Goal
Read the lines that follow and pick out every one containing the word "برادرت".

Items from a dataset
◇ ◇ ◇ ◇

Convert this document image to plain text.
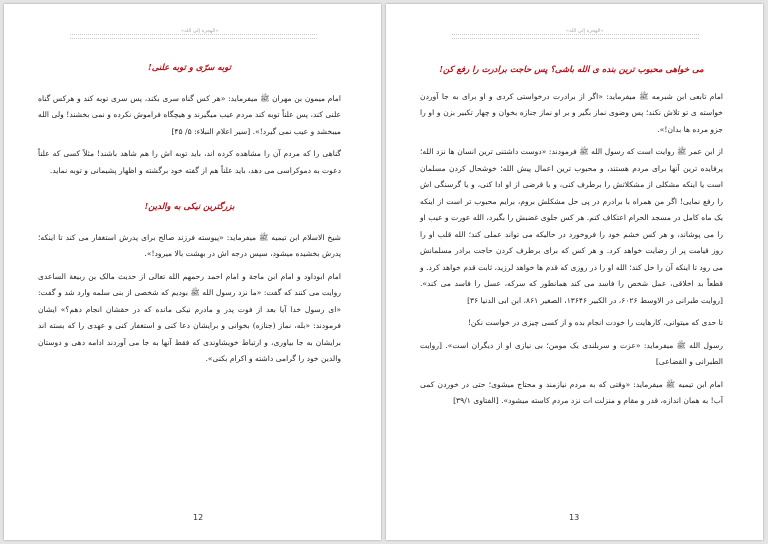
«الهجرة إلى الله»
توبه سرّی و توبه علنی!

امام میمون بن مهران ﷺ میفرماید: «هر کس گناه سری بکند، پس سری توبه کند و هرکس گناه علنی کند، پس علناً توبه کند مردم عیب میگیرند و هیچگاه فراموش نکرده و نمی بخشند! ولی الله میبخشد و عیب نمی گیرد!». [سیر اعلام النبلاء: ۵/ ۴۵]

گناهی را که مردم آن را مشاهده کرده اند، باید توبه اش را هم شاهد باشند! مثلاً کسی که علناً دعوت به دموکراسی می دهد، باید علناً هم از گفته خود برگشته و اظهار پشیمانی و توبه نماید.

بزرگترین نیکی به والدین!

شیخ الاسلام ابن تیمیه ﷺ میفرماید: «پیوسته فرزند صالح برای پدرش استغفار می کند تا اینکه؛ پدرش بخشیده میشود، سپس درجه اش در بهشت بالا میرود!».

امام ابوداود و امام ابن ماجة و امام احمد رحمهم الله تعالی از حدیث مالک بن ربیعة الساعدی روایت می کنند که گفت: «ما نزد رسول الله ﷺ بودیم که شخصی از بنی سلمه وارد شد و گفت: «ای رسول خدا آیا بعد از فوت پدر و مادرم نیکی مانده که در حقشان انجام دهم؟» ایشان فرمودند: «بله، نماز (جنازه) بخوانی و برایشان دعا کنی و استغفار کنی و عهدی را که بسته اند برایشان به جا بیاوری، و ارتباط خویشاوندی که فقط آنها به جا می آوردند ادامه دهی و دوستان والدین خود را گرامی داشته و اکرام بکنی».

12
«الهجرة إلى الله»
می خواهی محبوب ترین بنده ی الله باشی؟ پس حاجت برادرت را رفع کن!

امام تابعی ابن شبرمه ﷺ میفرماید: «اگر از برادرت درخواستی کردی و او برای به جا آوردن خواسته ی تو تلاش نکند؛ پس وضوی نماز بگیر و بر او نماز جنازه بخوان و چهار تکبیر بزن و او را جزو مرده ها بدان!».

از ابن عمر ﷺ روایت است که رسول الله ﷺ فرمودند: «دوست داشتنی ترین انسان ها نزد الله؛ پرفایده ترین آنها برای مردم هستند، و محبوب ترین اعمال پیش الله؛ خوشحال کردن مسلمان است یا اینکه مشکلی از مشکلاتش را برطرف کنی، و یا قرضی از او ادا کنی، و یا گرسنگی اش را رفع نمایی! اگر من همراه با برادرم در پی حل مشکلش بروم، برایم محبوب تر است از اینکه یک ماه کامل در مسجد الحرام اعتکاف کنم. هر کس جلوی غضبش را بگیرد، الله عورت و عیب او را می پوشاند، و هر کس خشم خود را فروخورد در حالیکه می تواند عملی کند؛ الله قلب او را روز قیامت پر از رضایت خواهد کرد. و هر کس که برای برطرف کردن حاجت برادر مسلمانش می رود تا اینکه آن را حل کند؛ الله او را در روزی که قدم ها خواهد لرزید، ثابت قدم خواهد کرد. و قطعاً بد اخلاقی، عمل شخص را فاسد می کند همانطور که سرکه، عسل را فاسد می کند». [روایت طبرانی در الاوسط ۶۰۲۶، در الکبیر ۱۳۶۴۶، الصغیر ۸۶۱، ابن ابی الدنیا ۳۶]

تا حدی که میتوانی، کارهایت را خودت انجام بده و از کسی چیزی در خواست نکن!

رسول الله ﷺ میفرماید: «عزت و سربلندی یک مومن؛ بی نیازی او از دیگران است». [روایت الطبرانی و القضاعی]

امام ابن تیمیه ﷺ میفرماید: «وقتی که به مردم نیازمند و محتاج میشوی؛ حتی در خوردن کمی آب! به همان اندازه، قدر و مقام و منزلت ات نزد مردم کاسته میشود». [الفتاوی ۳۹/۱]

13
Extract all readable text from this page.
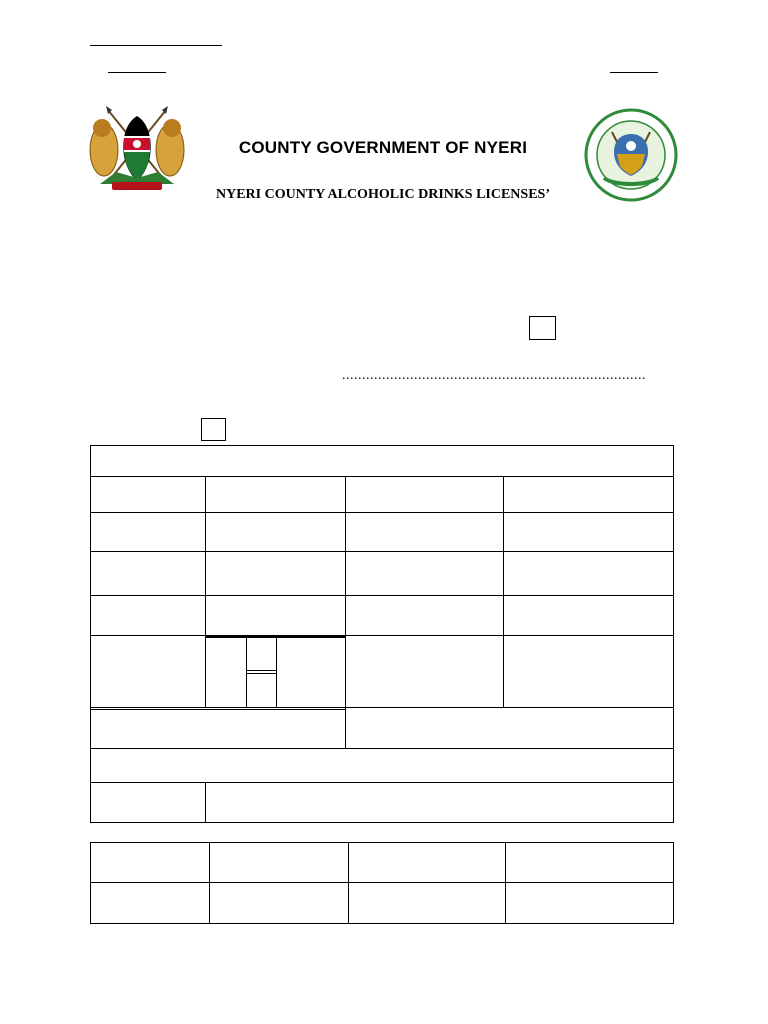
COUNTY GOVERNMENT OF NYERI
NYERI COUNTY ALCOHOLIC DRINKS LICENSES’
............................................................................
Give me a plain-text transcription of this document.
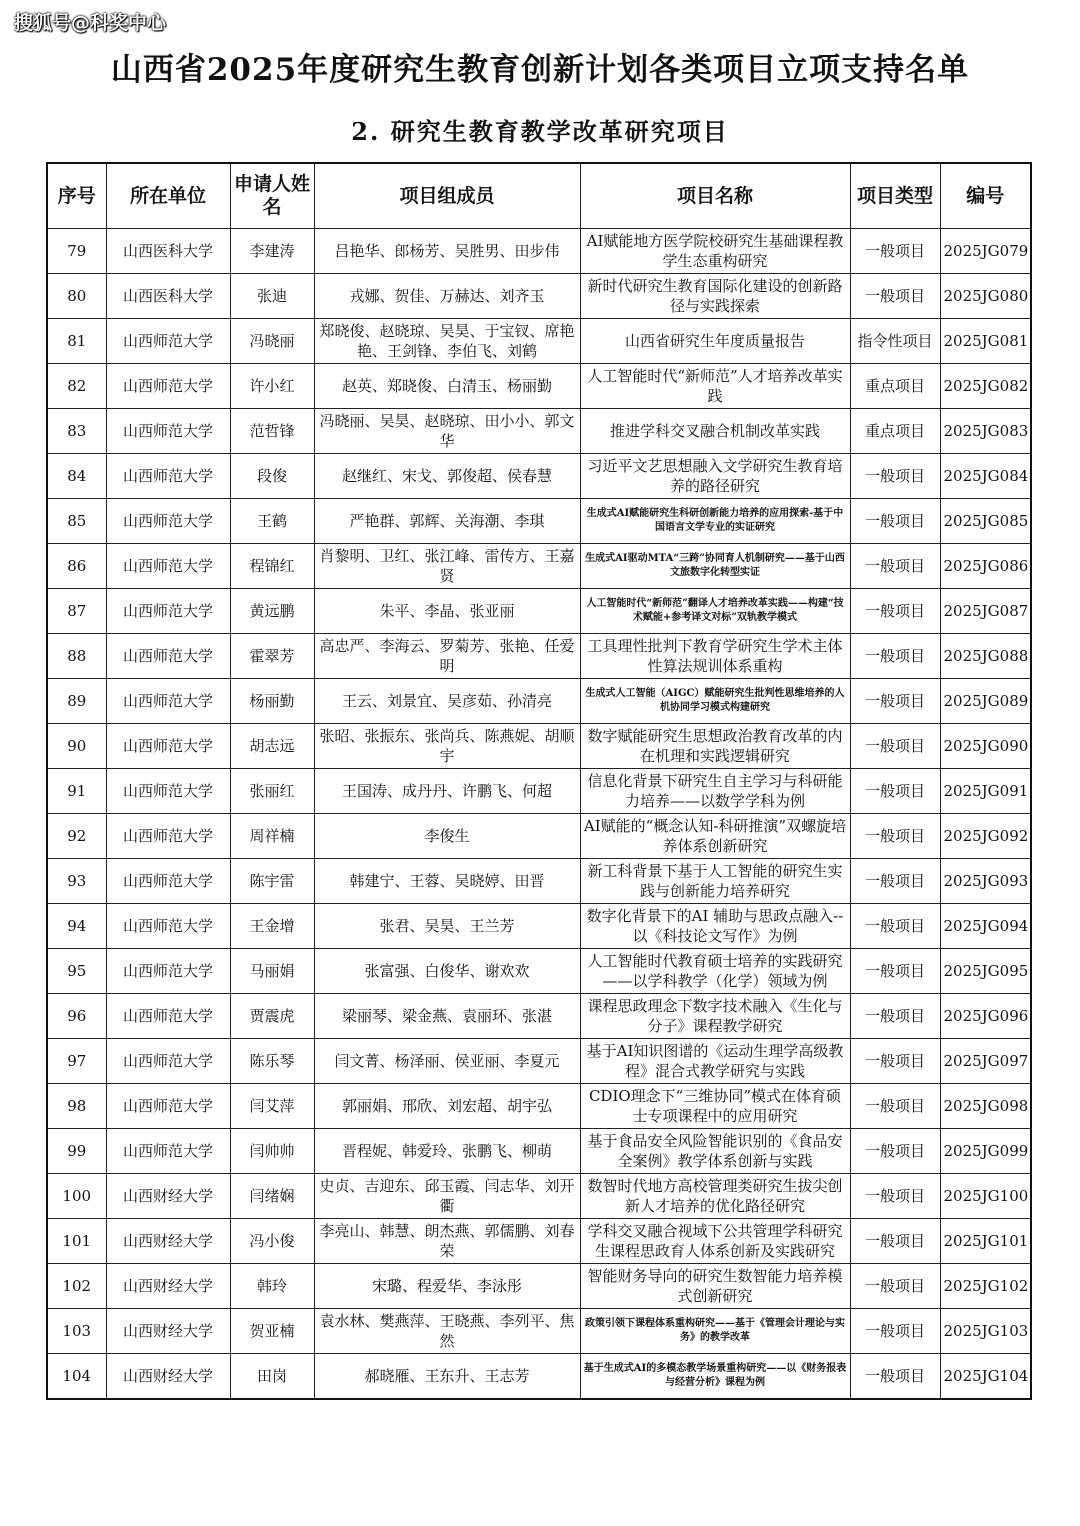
搜狐号@科奖中心
山西省2025年度研究生教育创新计划各类项目立项支持名单
2. 研究生教育教学改革研究项目
序号	所在单位	申请人姓名	项目组成员	项目名称	项目类型	编号
79	山西医科大学	李建涛	吕艳华、郎杨芳、吴胜男、田步伟	AI赋能地方医学院校研究生基础课程教学生态重构研究	一般项目	2025JG079
80	山西医科大学	张迪	戎娜、贺佳、万赫达、刘齐玉	新时代研究生教育国际化建设的创新路径与实践探索	一般项目	2025JG080
81	山西师范大学	冯晓丽	郑晓俊、赵晓琼、吴昊、于宝钗、席艳艳、王剑锋、李伯飞、刘鹤	山西省研究生年度质量报告	指令性项目	2025JG081
82	山西师范大学	许小红	赵英、郑晓俊、白清玉、杨丽勤	人工智能时代“新师范”人才培养改革实践	重点项目	2025JG082
83	山西师范大学	范哲锋	冯晓丽、吴昊、赵晓琼、田小小、郭文华	推进学科交叉融合机制改革实践	重点项目	2025JG083
84	山西师范大学	段俊	赵继红、宋戈、郭俊超、侯春慧	习近平文艺思想融入文学研究生教育培养的路径研究	一般项目	2025JG084
85	山西师范大学	王鹤	严艳群、郭辉、关海潮、李琪	生成式AI赋能研究生科研创新能力培养的应用探索-基于中国语言文学专业的实证研究	一般项目	2025JG085
86	山西师范大学	程锦红	肖黎明、卫红、张江峰、雷传方、王嘉贤	生成式AI驱动MTA“三跨”协同育人机制研究——基于山西文旅数字化转型实证	一般项目	2025JG086
87	山西师范大学	黄远鹏	朱平、李晶、张亚丽	人工智能时代“新师范”翻译人才培养改革实践——构建“技术赋能+参考译文对标”双轨教学模式	一般项目	2025JG087
88	山西师范大学	霍翠芳	高忠严、李海云、罗菊芳、张艳、任爱明	工具理性批判下教育学研究生学术主体性算法规训体系重构	一般项目	2025JG088
89	山西师范大学	杨丽勤	王云、刘景宜、吴彦茹、孙清亮	生成式人工智能（AIGC）赋能研究生批判性思维培养的人机协同学习模式构建研究	一般项目	2025JG089
90	山西师范大学	胡志远	张昭、张振东、张尚兵、陈燕妮、胡顺宇	数字赋能研究生思想政治教育改革的内在机理和实践逻辑研究	一般项目	2025JG090
91	山西师范大学	张丽红	王国涛、成丹丹、许鹏飞、何超	信息化背景下研究生自主学习与科研能力培养——以数学学科为例	一般项目	2025JG091
92	山西师范大学	周祥楠	李俊生	AI赋能的“概念认知-科研推演”双螺旋培养体系创新研究	一般项目	2025JG092
93	山西师范大学	陈宇雷	韩建宁、王蓉、吴晓婷、田晋	新工科背景下基于人工智能的研究生实践与创新能力培养研究	一般项目	2025JG093
94	山西师范大学	王金增	张君、吴昊、王兰芳	数字化背景下的AI 辅助与思政点融入--以《科技论文写作》为例	一般项目	2025JG094
95	山西师范大学	马丽娟	张富强、白俊华、谢欢欢	人工智能时代教育硕士培养的实践研究——以学科教学（化学）领域为例	一般项目	2025JG095
96	山西师范大学	贾震虎	梁丽琴、梁金燕、袁丽环、张湛	课程思政理念下数字技术融入《生化与分子》课程教学研究	一般项目	2025JG096
97	山西师范大学	陈乐琴	闫文菁、杨泽丽、侯亚丽、李夏元	基于AI知识图谱的《运动生理学高级教程》混合式教学研究与实践	一般项目	2025JG097
98	山西师范大学	闫艾萍	郭丽娟、邢欣、刘宏超、胡宇弘	CDIO理念下“三维协同”模式在体育硕士专项课程中的应用研究	一般项目	2025JG098
99	山西师范大学	闫帅帅	晋程妮、韩爱玲、张鹏飞、柳萌	基于食品安全风险智能识别的《食品安全案例》教学体系创新与实践	一般项目	2025JG099
100	山西财经大学	闫绪娴	史贞、吉迎东、邱玉霞、闫志华、刘开衢	数智时代地方高校管理类研究生拔尖创新人才培养的优化路径研究	一般项目	2025JG100
101	山西财经大学	冯小俊	李亮山、韩慧、朗杰燕、郭儒鹏、刘春荣	学科交叉融合视域下公共管理学科研究生课程思政育人体系创新及实践研究	一般项目	2025JG101
102	山西财经大学	韩玲	宋璐、程爱华、李泳彤	智能财务导向的研究生数智能力培养模式创新研究	一般项目	2025JG102
103	山西财经大学	贺亚楠	袁水林、樊燕萍、王晓燕、李列平、焦然	政策引领下课程体系重构研究——基于《管理会计理论与实务》的教学改革	一般项目	2025JG103
104	山西财经大学	田岗	郝晓雁、王东升、王志芳	基于生成式AI的多模态教学场景重构研究——以《财务报表与经营分析》课程为例	一般项目	2025JG104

◇ ◇ ◇ ◇

Task response
می خواهی محبوب ترین بنده ی الله باشی؟ پس حاجت برادرت را رفع کن!
امام تابعی ابن شبرمه ﷺ میفرماید: «اگر از برادرت درخواستی کردی و او برای به جا آوردن خواسته ی تو تلاش نکند؛ پس وضوی نماز بگیر و بر او نماز جنازه بخوان و چهار تکبیر بزن و او را جزو مرده ها بدان!».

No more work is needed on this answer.